# start of Source passage
Linux Btrfs filesystem development
 help / color / mirror / Atom feed
From: Qu Wenruo <quwenruo.btrfs@gmx.com>
To: dsterba@suse.cz, Qu Wenruo <wqu@suse.com>, linux-btrfs@vger.kernel.org
Subject: Re: [PATCH 0/4] btrfs: cleanups and preparation for the incoming RAID56J features
Date: Fri, 13 May 2022 20:21:40 +0800	[thread overview]
Message-ID: <f119b7c7-aa86-b8f9-b5eb-79a16cdd58a4@gmx.com> (raw)
In-Reply-To: <20220513113826.GV18596@twin.jikos.cz>



On 2022/5/13 19:38, David Sterba wrote:
> On Fri, May 13, 2022 at 04:34:27PM +0800, Qu Wenruo wrote:
>> Since I'm going to introduce two new chunk profiles, RAID5J and RAID6J
>> (J for journal),
>
> Do you need to introduce completely new profiles? IIRC in my drafts I
> was more inclined to reuse a dedicated raid1c3 block group, of an
> arbitrary size and not used by anything else. A new profile would
> technically work too but it brings other issues.

The point here is, I want to reserve some space for each data stripe of
a RAID56 chunk.

Unfortunately, we need some on-disk format change anyway, for reusing
btrfs_chunk::io_align to represent how many bytes are reserved for each
dev extent, before where the data really starts.

So new RAID56 types are needed anyway.

Sure, this will make dev_extent mismatch from pure calculated extent
length from a chunk map.

But all the involved change are not that huge, still reviewable.

 From my latest version, already under fstests (with new RAID56J
profiles added to related test cases), but without real journal code
yet, the patch looks like this:

  fs/btrfs/block-group.c          |  23 ++++++-
  fs/btrfs/ctree.h                |   7 +-
  fs/btrfs/scrub.c                |  15 ++--
  fs/btrfs/tree-checker.c         |   4 ++
  fs/btrfs/volumes.c              | 118 +++++++++++++++++++++++++++++---
  fs/btrfs/volumes.h              |   7 +-
  fs/btrfs/zoned.c                |   2 +
  include/uapi/linux/btrfs.h      |   1 +
  include/uapi/linux/btrfs_tree.h |  30 +++++++-
  9 files changed, 185 insertions(+), 22 deletions(-)

Most changes are involved in dev extent handling, and some sites can not
use btrfs_raid_array[] directly.

I guess you'll see that kernel patch soon, along with needed progs patch
in next week.

Thanks,
Qu
>
> As a related feature to the raid56, I was working on the striped
> raid10c34 profiles but was not able to make it work. In a sense this is
> easier as it reuses existing code, but if you make the journal work we
> won't need that.
>
>> if we're relying on ad-hoc if () else if () branches to
>> calculate thing like number of p/q stripes, it will cause a lot of
>> problems.
# end of Source passage
Repeat the passage of the btrfs mailing-list reply that opens with "I guess you'll" and closes with "won't need that.", switching "journal" to "log".
# start of Excerpted data
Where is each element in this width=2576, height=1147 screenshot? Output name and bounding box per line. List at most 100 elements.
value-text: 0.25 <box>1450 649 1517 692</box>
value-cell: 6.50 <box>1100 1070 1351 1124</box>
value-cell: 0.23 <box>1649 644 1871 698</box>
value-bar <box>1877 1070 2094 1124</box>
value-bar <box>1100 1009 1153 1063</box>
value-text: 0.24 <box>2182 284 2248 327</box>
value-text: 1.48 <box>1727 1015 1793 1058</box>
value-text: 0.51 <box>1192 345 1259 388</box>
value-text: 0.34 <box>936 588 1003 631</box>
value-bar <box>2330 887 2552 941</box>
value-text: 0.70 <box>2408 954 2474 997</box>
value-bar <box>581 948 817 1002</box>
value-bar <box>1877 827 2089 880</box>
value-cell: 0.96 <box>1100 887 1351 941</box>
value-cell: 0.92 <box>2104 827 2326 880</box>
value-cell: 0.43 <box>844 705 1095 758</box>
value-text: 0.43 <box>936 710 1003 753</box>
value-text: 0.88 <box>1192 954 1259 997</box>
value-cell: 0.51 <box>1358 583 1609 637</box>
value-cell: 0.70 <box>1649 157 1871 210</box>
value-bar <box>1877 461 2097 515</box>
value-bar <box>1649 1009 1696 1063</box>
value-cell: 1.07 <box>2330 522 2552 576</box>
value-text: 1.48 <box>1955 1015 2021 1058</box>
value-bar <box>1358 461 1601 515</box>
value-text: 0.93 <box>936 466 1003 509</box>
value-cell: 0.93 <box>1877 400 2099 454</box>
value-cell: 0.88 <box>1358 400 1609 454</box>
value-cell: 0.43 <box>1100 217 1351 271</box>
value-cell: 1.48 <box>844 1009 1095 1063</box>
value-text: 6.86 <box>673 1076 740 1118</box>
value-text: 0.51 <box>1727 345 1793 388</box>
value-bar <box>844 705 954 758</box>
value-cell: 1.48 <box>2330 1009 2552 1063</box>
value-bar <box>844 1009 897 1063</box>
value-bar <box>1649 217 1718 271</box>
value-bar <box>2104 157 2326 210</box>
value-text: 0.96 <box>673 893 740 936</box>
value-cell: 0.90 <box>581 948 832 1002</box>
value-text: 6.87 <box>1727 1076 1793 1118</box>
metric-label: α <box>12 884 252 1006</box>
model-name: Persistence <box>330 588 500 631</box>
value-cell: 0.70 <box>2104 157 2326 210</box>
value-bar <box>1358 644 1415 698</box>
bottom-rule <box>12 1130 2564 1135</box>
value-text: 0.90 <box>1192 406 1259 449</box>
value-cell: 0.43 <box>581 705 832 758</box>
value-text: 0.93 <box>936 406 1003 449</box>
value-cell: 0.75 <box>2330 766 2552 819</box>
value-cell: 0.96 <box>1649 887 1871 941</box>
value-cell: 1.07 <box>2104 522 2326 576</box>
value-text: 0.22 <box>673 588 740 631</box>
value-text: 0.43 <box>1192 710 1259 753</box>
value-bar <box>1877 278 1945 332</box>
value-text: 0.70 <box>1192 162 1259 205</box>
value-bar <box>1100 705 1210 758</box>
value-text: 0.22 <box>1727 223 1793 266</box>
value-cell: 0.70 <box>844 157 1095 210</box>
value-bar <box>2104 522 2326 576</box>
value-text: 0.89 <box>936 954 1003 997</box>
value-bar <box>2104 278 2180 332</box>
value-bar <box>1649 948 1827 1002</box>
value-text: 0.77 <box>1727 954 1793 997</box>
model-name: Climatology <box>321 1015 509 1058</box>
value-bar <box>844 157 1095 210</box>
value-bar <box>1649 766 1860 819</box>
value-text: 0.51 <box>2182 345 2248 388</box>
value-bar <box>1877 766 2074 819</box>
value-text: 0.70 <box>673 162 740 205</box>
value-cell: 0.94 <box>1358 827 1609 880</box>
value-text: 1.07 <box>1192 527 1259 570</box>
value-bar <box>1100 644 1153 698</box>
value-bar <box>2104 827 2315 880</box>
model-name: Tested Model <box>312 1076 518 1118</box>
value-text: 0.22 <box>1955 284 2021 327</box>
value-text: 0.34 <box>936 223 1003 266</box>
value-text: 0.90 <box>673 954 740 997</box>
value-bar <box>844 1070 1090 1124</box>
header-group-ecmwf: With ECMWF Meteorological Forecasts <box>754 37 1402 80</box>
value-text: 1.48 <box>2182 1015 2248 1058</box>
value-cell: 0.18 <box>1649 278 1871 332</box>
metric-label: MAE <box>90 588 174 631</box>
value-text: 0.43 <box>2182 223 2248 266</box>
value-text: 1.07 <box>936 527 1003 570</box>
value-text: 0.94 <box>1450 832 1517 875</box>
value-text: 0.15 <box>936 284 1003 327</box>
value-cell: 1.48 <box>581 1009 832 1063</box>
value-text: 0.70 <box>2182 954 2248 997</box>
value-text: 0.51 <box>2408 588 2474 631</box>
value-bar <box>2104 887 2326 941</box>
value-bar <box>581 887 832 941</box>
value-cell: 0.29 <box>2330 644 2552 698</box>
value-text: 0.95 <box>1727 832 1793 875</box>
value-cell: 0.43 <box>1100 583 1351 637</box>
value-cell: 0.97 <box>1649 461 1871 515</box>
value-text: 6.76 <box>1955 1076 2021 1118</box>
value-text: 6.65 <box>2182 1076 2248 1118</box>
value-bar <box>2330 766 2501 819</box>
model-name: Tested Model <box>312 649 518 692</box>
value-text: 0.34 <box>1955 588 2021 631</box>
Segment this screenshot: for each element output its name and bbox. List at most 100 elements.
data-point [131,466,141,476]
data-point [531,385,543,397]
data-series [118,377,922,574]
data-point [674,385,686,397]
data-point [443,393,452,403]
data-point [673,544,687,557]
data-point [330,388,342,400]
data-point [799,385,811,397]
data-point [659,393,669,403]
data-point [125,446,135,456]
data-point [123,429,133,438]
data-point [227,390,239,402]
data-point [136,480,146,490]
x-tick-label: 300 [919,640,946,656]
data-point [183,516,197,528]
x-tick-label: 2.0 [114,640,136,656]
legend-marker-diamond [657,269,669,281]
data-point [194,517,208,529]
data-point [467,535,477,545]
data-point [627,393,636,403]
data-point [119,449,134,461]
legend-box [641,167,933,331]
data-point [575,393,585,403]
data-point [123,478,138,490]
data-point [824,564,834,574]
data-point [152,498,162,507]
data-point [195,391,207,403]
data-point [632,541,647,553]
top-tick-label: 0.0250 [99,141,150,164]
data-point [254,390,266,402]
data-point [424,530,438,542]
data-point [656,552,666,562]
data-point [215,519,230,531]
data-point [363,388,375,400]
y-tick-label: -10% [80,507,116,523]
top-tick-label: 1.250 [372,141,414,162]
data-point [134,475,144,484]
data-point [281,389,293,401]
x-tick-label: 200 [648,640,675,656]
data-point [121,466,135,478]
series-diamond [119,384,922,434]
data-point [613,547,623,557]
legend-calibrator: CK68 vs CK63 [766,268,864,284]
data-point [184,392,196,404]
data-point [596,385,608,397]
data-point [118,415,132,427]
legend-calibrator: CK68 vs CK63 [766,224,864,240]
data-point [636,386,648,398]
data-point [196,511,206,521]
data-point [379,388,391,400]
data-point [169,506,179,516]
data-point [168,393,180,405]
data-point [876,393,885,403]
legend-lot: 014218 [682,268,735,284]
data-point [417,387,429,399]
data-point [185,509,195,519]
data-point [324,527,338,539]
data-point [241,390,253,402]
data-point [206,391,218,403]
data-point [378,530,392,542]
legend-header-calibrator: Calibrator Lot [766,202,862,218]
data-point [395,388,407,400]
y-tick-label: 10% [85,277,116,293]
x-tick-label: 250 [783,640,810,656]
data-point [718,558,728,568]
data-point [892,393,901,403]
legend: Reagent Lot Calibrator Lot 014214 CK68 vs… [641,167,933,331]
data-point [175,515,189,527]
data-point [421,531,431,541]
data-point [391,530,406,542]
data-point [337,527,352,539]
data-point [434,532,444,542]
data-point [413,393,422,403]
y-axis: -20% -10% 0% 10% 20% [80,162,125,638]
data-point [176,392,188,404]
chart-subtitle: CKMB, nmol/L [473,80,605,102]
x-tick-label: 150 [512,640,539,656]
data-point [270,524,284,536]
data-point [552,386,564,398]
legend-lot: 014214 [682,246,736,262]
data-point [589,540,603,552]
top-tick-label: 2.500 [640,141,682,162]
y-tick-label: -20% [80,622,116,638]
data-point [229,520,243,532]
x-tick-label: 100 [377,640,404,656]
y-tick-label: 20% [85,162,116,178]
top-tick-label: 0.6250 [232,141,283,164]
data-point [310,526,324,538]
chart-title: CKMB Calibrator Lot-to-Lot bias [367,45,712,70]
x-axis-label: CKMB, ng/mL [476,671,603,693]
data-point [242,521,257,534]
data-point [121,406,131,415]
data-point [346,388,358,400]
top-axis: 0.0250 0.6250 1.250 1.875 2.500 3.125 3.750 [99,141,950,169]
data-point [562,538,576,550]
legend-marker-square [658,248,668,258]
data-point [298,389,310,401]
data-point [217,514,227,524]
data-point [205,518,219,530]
# end of Excerpted data
Solution for this exercise:
I guess you'll see that kernel patch soon, along with needed progs patch
in next week.

Thanks,
Qu
>
> As a related feature to the raid56, I was working on the striped
> raid10c34 profiles but was not able to make it work. In a sense this is
> easier as it reuses existing code, but if you make the log work we
> won't need that.